• **What the task asks**
Can you transcribe every entry word for word, skipping the images?
· · ·
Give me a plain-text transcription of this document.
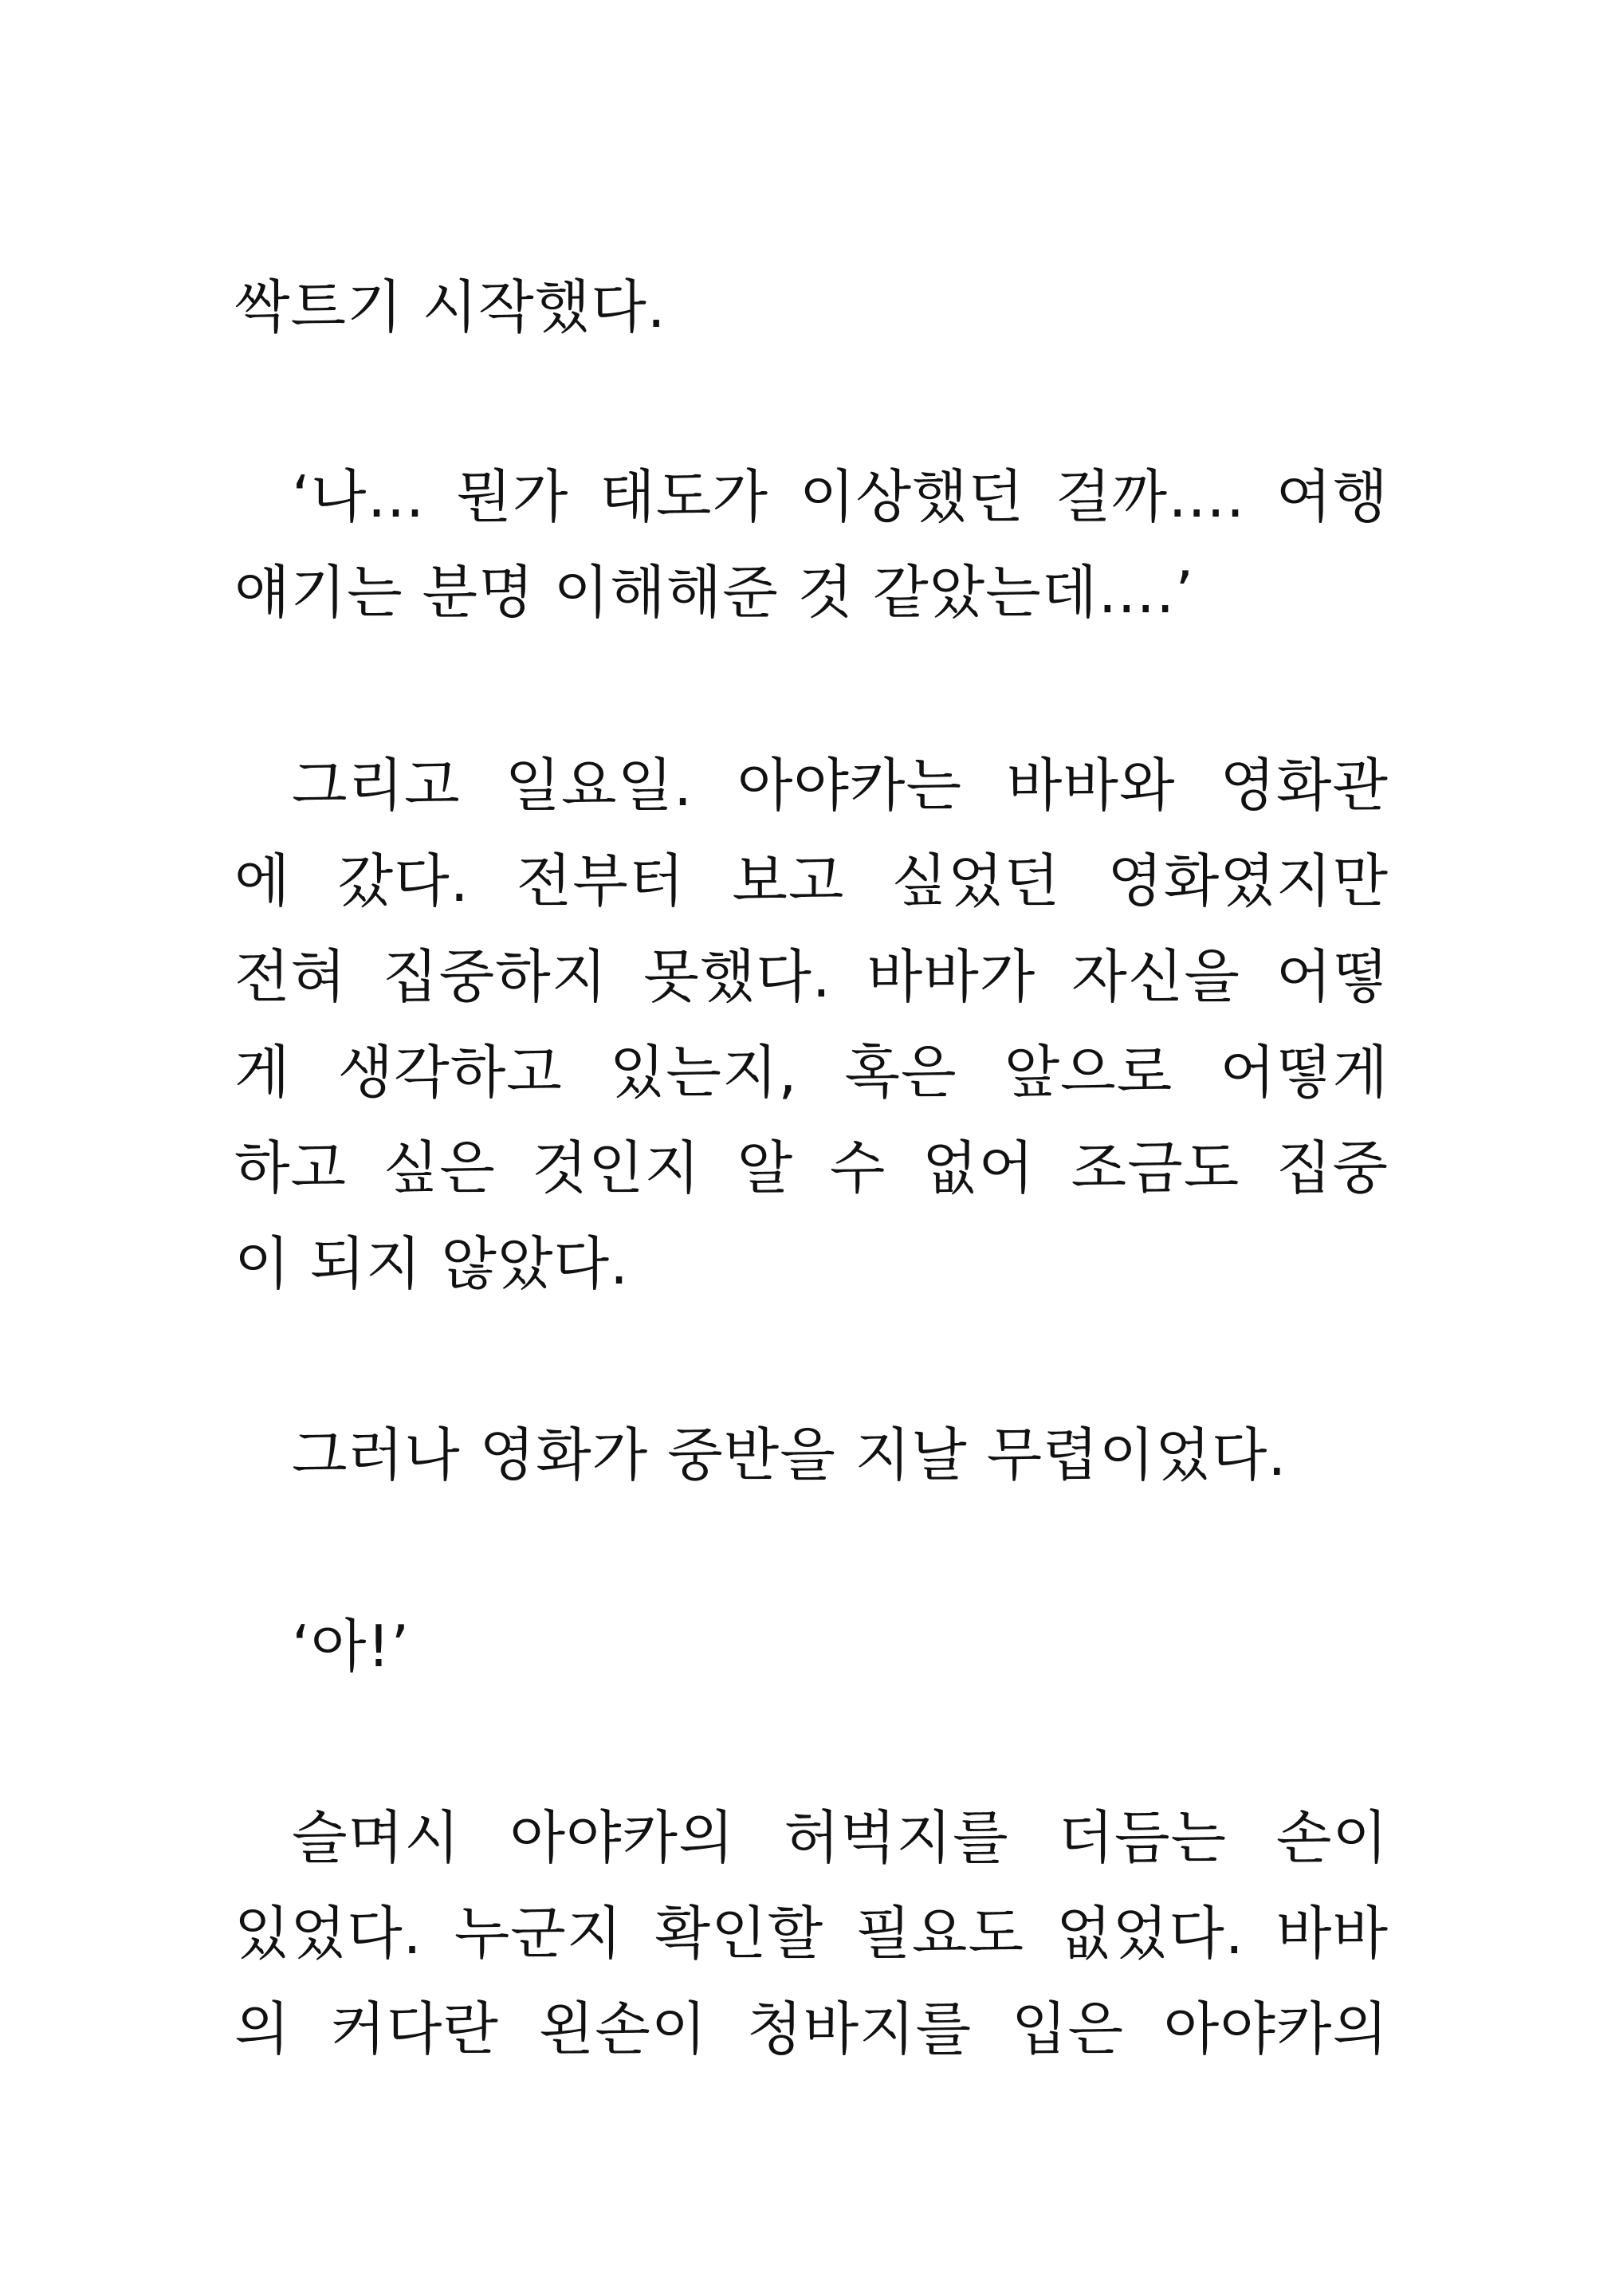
싹트기 시작했다.
‘나… 뭔가 태도가 이상했던 걸까…. 여행
얘기는 분명 이해해준 것 같았는데….’
그리고 일요일. 아야카는 바바와 영화관
에 갔다. 전부터 보고 싶었던 영화였지만
전혀 집중하지 못했다. 바바가 자신을 어떻
게 생각하고 있는지, 혹은 앞으로 어떻게
하고 싶은 것인지 알 수 없어 조금도 집중
이 되지 않았다.
그러나 영화가 중반을 지날 무렵이었다.
‘아!’
슬며시 아야카의 허벅지를 더듬는 손이
있었다. 누군지 확인할 필요도 없었다. 바바
의 커다란 왼손이 청바지를 입은 아야카의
· · ·
• **Task output**
Give me a plain-text transcription of this document.
싹트기 시작했다.
‘나… 뭔가 태도가 이상했던 걸까…. 여행
얘기는 분명 이해해준 것 같았는데….’
그리고 일요일. 아야카는 바바와 영화관
에 갔다. 전부터 보고 싶었던 영화였지만
전혀 집중하지 못했다. 바바가 자신을 어떻
게 생각하고 있는지, 혹은 앞으로 어떻게
하고 싶은 것인지 알 수 없어 조금도 집중
이 되지 않았다.
그러나 영화가 중반을 지날 무렵이었다.
‘아!’
슬며시 아야카의 허벅지를 더듬는 손이
있었다. 누군지 확인할 필요도 없었다. 바바
의 커다란 왼손이 청바지를 입은 아야카의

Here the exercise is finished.